Extrait -
GUILLAUME 1er le CONQUERANT (v.1027-1087)

Roi d'Angleterre, sous le nom de Guillaume 1er, de 1066 à sa mort et duc de Normandie, sous le nom de Guillaume II, de 1035 à sa mort

Guillaume 1er -  Tapisserie de Bayeux (scène 23 détail)

Guillaume le Conquérant (v.1027-1087), aussi connu sous le nom de Guillaume, duc de Normandie et Guillaume le Bâtard, mena la conquête normande d'Angleterre en 1066, lorsqu'il battut et tua son rival Harold Godwinson à la bataille de Hastings. Couronné roi Guillaume 1er d'Angleterre le jour de Noël 1066, Guillaume ne sécurisera son nouveau royaume qu'après cinq ans de durs combats contre les rebelles et les envahisseurs étrangers. Continuant à régner sur la Normandie, la politique de redistribution des terres de Guillaume parmi les élites normandes fit en sorte que l'histoire de l'Angleterre et de la France furent indissociables au cours des siècles suivants. Diplomate accompli, commandant militaire doué et chef impitoyable, Guillaume mourut de causes naturelles en 1087, à Caen, en Normandie, où se trouve encore sa tombe.

Consigne 1 -
Pouvez-vous résumer en deux phrases le texte sur Guillaume le Conquérant ?
Consigne 2 -
Répondez à ces questions sur le texte consacré à Guillaume le Conquérant :
(a) Quel rival Guillaume battit-il et tua-t-il à la bataille de Hastings ?
(b) Combien d'années de durs combats lui fallut-il pour sécuriser son nouveau royaume ?
(c) Dans quelle ville se trouve encore sa tombe ?
Consigne 3 -
Pourriez-vous poursuivre le texte sur Guillaume le Conquérant à partir de sa dernière phrase ?

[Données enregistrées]
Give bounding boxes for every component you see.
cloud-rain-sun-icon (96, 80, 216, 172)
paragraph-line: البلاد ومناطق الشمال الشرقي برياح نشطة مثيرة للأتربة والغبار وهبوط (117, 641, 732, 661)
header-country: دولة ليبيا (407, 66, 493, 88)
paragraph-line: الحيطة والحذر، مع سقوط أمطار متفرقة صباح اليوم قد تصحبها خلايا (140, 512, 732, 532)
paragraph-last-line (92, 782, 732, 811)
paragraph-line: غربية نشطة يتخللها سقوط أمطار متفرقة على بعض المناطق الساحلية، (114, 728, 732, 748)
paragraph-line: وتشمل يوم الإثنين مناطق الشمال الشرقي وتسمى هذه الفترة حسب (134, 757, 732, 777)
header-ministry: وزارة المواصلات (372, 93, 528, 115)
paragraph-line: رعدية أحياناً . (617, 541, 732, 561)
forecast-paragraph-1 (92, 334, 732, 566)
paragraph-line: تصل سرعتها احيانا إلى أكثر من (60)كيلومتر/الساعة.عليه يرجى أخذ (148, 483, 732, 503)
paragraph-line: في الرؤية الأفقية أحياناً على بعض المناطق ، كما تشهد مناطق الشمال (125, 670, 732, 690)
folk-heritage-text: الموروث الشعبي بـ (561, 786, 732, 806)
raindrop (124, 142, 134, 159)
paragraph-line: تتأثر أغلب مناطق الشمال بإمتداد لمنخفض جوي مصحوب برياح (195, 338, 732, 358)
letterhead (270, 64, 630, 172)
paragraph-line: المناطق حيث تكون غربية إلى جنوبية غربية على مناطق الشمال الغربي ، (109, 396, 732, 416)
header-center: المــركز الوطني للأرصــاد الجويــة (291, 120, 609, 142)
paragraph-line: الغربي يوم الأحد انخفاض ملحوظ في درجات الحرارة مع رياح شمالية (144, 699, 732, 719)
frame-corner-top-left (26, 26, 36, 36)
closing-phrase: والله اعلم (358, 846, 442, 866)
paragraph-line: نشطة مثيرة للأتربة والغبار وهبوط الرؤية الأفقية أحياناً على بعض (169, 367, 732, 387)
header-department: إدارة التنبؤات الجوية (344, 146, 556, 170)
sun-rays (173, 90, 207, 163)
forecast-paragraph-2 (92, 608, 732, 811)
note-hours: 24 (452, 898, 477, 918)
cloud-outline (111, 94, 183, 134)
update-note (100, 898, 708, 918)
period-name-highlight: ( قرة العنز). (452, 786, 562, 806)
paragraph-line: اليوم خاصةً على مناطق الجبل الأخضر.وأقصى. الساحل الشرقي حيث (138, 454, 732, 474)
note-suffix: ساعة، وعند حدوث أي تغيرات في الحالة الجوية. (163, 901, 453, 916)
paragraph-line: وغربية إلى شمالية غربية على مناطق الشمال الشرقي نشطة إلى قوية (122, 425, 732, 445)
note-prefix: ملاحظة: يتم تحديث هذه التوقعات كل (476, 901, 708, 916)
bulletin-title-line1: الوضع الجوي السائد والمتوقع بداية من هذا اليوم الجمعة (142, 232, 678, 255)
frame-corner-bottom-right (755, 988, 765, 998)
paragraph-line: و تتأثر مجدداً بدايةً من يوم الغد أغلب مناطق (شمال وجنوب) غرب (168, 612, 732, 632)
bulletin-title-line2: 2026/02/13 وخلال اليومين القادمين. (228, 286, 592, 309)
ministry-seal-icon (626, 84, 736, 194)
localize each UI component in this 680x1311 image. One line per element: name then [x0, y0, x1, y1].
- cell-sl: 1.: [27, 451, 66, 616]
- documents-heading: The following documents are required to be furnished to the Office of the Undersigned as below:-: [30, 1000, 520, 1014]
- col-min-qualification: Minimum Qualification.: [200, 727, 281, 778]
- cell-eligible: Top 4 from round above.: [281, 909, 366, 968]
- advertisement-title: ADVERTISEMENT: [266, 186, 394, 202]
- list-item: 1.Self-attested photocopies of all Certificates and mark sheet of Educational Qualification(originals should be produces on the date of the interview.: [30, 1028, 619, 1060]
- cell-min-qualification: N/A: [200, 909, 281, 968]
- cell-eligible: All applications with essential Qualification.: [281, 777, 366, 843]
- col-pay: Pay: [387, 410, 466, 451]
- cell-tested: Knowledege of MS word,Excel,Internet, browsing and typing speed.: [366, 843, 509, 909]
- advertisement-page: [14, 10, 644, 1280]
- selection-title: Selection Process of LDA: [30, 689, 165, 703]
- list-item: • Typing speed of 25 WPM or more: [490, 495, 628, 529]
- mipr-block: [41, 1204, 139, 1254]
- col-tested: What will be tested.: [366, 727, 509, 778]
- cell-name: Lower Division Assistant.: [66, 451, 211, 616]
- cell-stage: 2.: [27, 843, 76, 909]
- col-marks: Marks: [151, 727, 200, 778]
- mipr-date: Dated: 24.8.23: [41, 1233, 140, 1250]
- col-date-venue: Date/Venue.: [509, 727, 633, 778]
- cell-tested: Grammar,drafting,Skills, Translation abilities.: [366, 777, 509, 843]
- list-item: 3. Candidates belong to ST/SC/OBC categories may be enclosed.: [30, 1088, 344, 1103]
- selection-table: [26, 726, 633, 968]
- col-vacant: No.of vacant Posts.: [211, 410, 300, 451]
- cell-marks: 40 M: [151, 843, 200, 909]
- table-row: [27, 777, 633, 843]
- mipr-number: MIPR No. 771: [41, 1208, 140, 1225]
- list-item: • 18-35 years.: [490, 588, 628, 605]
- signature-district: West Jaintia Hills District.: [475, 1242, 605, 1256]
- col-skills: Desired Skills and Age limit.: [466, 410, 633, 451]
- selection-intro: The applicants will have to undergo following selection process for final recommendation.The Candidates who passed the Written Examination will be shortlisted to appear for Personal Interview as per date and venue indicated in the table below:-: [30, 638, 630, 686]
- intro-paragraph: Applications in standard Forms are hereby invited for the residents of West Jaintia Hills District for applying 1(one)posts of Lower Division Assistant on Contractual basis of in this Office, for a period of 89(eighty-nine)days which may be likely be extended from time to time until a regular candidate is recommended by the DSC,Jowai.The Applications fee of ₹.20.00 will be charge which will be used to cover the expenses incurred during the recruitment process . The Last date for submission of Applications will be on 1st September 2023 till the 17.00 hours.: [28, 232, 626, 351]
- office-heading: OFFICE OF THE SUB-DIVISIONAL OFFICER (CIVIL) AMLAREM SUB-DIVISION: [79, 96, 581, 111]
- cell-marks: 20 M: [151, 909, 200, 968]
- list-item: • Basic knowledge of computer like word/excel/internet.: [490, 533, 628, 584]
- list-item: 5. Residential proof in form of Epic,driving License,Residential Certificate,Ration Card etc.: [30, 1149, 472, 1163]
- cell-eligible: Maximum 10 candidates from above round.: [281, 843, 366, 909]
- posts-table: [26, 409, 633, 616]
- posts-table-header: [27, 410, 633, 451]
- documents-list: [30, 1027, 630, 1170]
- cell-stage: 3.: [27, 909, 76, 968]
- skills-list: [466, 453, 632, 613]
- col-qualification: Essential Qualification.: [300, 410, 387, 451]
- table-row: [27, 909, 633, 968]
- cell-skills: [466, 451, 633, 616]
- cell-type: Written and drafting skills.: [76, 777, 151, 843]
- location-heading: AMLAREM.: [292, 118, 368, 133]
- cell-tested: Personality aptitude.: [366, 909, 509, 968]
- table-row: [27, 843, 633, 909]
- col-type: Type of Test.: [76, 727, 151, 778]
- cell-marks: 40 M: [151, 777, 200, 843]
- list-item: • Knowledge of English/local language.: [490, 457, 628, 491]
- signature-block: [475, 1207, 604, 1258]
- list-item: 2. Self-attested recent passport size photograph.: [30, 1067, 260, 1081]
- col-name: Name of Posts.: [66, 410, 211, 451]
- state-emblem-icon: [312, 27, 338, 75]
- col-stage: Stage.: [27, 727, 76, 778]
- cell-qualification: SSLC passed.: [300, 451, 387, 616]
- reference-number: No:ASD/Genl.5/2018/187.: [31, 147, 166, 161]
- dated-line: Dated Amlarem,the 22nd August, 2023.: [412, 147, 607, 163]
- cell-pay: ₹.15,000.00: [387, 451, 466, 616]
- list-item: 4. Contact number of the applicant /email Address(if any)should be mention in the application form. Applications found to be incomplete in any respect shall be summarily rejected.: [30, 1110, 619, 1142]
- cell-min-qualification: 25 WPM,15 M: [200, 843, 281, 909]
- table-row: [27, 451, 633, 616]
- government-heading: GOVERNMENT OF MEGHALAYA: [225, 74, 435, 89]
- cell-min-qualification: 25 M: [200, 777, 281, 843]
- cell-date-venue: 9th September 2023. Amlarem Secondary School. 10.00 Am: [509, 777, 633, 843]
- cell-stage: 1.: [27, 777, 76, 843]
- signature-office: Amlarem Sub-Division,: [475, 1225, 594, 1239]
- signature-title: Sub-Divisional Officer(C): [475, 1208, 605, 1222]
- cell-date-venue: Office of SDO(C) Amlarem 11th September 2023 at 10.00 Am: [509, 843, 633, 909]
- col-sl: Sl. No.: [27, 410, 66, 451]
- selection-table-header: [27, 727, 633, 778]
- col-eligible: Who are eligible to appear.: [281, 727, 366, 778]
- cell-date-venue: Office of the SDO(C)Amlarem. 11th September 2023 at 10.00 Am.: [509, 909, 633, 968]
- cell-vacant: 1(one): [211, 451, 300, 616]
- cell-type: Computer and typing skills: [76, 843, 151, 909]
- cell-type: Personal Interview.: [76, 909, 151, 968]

Réponse attendue 1 -
Guillaume le Conquérant mena la conquête normande de l'Angleterre en 1066 en battant et tuant Harold Godwinson à Hastings. Il fut couronné roi d'Angleterre le jour de Noël 1066 et ne sécurisa son royaume qu'après cinq ans de combats, puis mourut en 1087 à Caen.

Réponse attendue 2 -
(a) Harold Godwinson.
(b) Cinq ans.
(c) À Caen, en Normandie.

Réponse attendue 3 -
Vie familiale et personnelle

Guillaume est né à Falaise, en Normandie vers 1027. Il était le fils illégitime du duc Robert 1er de Normandie (1028-1035), raison pour laquelle on le nomme parfois Guillaume le Bâtard. La mère de Guillaume était Arlette de Falaise, fille d'un riche marchand de Rouen qui exerçait également les fonctions de chambellan à la cour ducale. Les demi-frères de Guillaume (ils avaient la même mère) étaient Odon de Bayeux, évêque de cette ville et futur comte de Kent, et Robert (futur) comte de Mortain. En 1053 (ou 1050) Guillaume épousa Mathilde (morte en 1083), fille du comte de Flandre et nièce d'Henri 1er de France  dans un mariage qui cimentait convenablement les relations diplomatiques naissantes entre les trois régions. Ensemble, ils auraient quatre fils et quatre (ou cinq) filles.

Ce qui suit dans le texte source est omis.